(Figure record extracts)
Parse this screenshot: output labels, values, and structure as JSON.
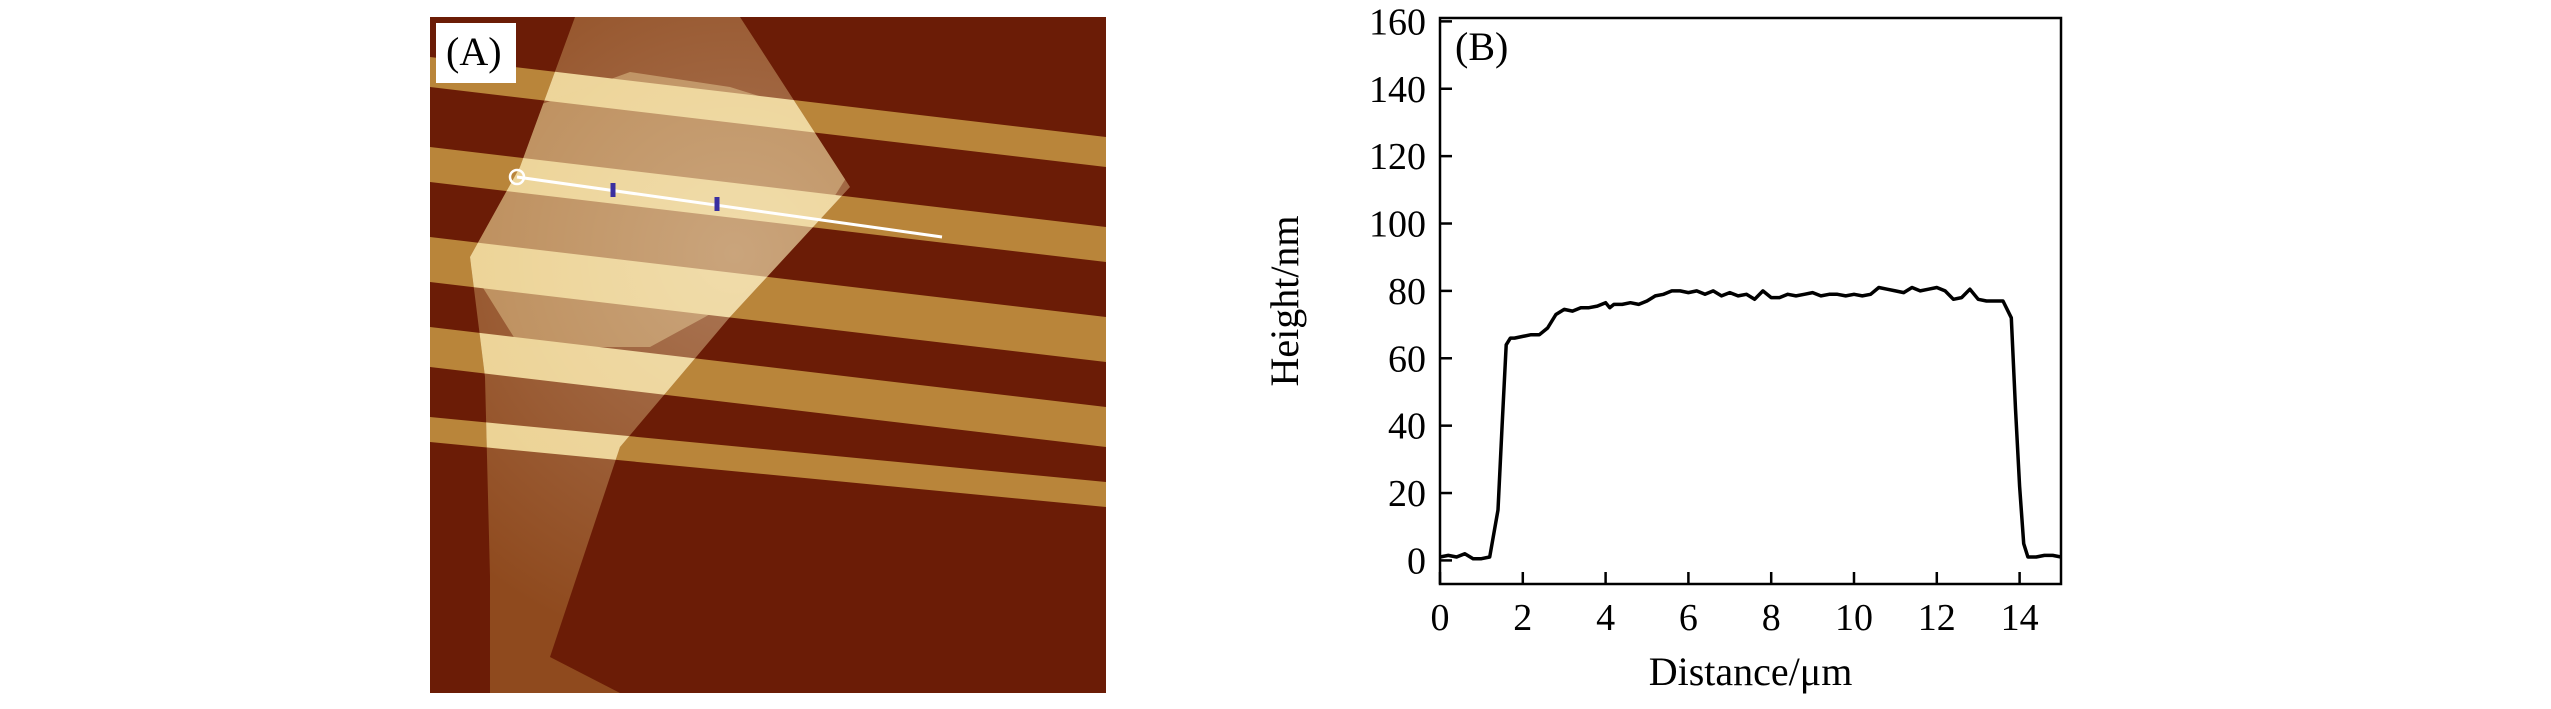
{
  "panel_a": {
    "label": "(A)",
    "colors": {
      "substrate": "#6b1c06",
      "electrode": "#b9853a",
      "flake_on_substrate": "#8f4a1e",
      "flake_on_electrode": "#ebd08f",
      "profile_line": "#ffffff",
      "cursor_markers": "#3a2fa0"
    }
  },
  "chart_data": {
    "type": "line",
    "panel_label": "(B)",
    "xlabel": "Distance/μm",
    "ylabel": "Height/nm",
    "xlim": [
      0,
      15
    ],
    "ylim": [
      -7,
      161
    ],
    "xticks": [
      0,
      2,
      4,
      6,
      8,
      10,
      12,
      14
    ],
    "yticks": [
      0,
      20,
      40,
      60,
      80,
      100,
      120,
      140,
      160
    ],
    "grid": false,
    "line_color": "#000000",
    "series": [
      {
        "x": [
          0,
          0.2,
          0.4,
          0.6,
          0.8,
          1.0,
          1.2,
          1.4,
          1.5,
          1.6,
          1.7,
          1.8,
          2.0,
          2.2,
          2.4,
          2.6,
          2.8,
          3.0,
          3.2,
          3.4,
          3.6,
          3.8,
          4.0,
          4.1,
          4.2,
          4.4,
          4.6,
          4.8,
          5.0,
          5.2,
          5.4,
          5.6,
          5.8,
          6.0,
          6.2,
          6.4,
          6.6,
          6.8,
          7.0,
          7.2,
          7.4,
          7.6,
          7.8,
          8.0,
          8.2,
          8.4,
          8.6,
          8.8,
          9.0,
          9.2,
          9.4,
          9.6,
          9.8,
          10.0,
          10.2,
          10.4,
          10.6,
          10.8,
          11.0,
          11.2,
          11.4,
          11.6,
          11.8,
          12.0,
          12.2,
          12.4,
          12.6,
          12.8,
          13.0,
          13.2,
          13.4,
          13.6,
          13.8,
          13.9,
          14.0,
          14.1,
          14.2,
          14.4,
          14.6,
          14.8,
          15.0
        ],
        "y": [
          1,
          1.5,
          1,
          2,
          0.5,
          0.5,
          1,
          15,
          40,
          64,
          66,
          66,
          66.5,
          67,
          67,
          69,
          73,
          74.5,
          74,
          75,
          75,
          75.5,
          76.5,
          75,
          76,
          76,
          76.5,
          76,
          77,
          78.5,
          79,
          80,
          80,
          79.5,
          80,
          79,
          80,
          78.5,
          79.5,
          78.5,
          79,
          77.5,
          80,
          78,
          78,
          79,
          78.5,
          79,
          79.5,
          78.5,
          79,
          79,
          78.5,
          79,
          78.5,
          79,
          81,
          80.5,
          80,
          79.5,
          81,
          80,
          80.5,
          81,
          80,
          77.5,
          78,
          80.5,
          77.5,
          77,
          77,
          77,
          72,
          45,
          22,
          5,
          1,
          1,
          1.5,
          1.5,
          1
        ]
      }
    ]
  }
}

◆ Goal:
Reproduce every line above as written, skipping pictures.

◆ Exercise output:
Parse this screenshot: output labels, values, and structure as JSON.
{
  "panel_a": {
    "label": "(A)",
    "colors": {
      "substrate": "#6b1c06",
      "electrode": "#b9853a",
      "flake_on_substrate": "#8f4a1e",
      "flake_on_electrode": "#ebd08f",
      "profile_line": "#ffffff",
      "cursor_markers": "#3a2fa0"
    }
  },
  "chart_data": {
    "type": "line",
    "panel_label": "(B)",
    "xlabel": "Distance/μm",
    "ylabel": "Height/nm",
    "xlim": [
      0,
      15
    ],
    "ylim": [
      -7,
      161
    ],
    "xticks": [
      0,
      2,
      4,
      6,
      8,
      10,
      12,
      14
    ],
    "yticks": [
      0,
      20,
      40,
      60,
      80,
      100,
      120,
      140,
      160
    ],
    "grid": false,
    "line_color": "#000000",
    "series": [
      {
        "x": [
          0,
          0.2,
          0.4,
          0.6,
          0.8,
          1.0,
          1.2,
          1.4,
          1.5,
          1.6,
          1.7,
          1.8,
          2.0,
          2.2,
          2.4,
          2.6,
          2.8,
          3.0,
          3.2,
          3.4,
          3.6,
          3.8,
          4.0,
          4.1,
          4.2,
          4.4,
          4.6,
          4.8,
          5.0,
          5.2,
          5.4,
          5.6,
          5.8,
          6.0,
          6.2,
          6.4,
          6.6,
          6.8,
          7.0,
          7.2,
          7.4,
          7.6,
          7.8,
          8.0,
          8.2,
          8.4,
          8.6,
          8.8,
          9.0,
          9.2,
          9.4,
          9.6,
          9.8,
          10.0,
          10.2,
          10.4,
          10.6,
          10.8,
          11.0,
          11.2,
          11.4,
          11.6,
          11.8,
          12.0,
          12.2,
          12.4,
          12.6,
          12.8,
          13.0,
          13.2,
          13.4,
          13.6,
          13.8,
          13.9,
          14.0,
          14.1,
          14.2,
          14.4,
          14.6,
          14.8,
          15.0
        ],
        "y": [
          1,
          1.5,
          1,
          2,
          0.5,
          0.5,
          1,
          15,
          40,
          64,
          66,
          66,
          66.5,
          67,
          67,
          69,
          73,
          74.5,
          74,
          75,
          75,
          75.5,
          76.5,
          75,
          76,
          76,
          76.5,
          76,
          77,
          78.5,
          79,
          80,
          80,
          79.5,
          80,
          79,
          80,
          78.5,
          79.5,
          78.5,
          79,
          77.5,
          80,
          78,
          78,
          79,
          78.5,
          79,
          79.5,
          78.5,
          79,
          79,
          78.5,
          79,
          78.5,
          79,
          81,
          80.5,
          80,
          79.5,
          81,
          80,
          80.5,
          81,
          80,
          77.5,
          78,
          80.5,
          77.5,
          77,
          77,
          77,
          72,
          45,
          22,
          5,
          1,
          1,
          1.5,
          1.5,
          1
        ]
      }
    ]
  }
}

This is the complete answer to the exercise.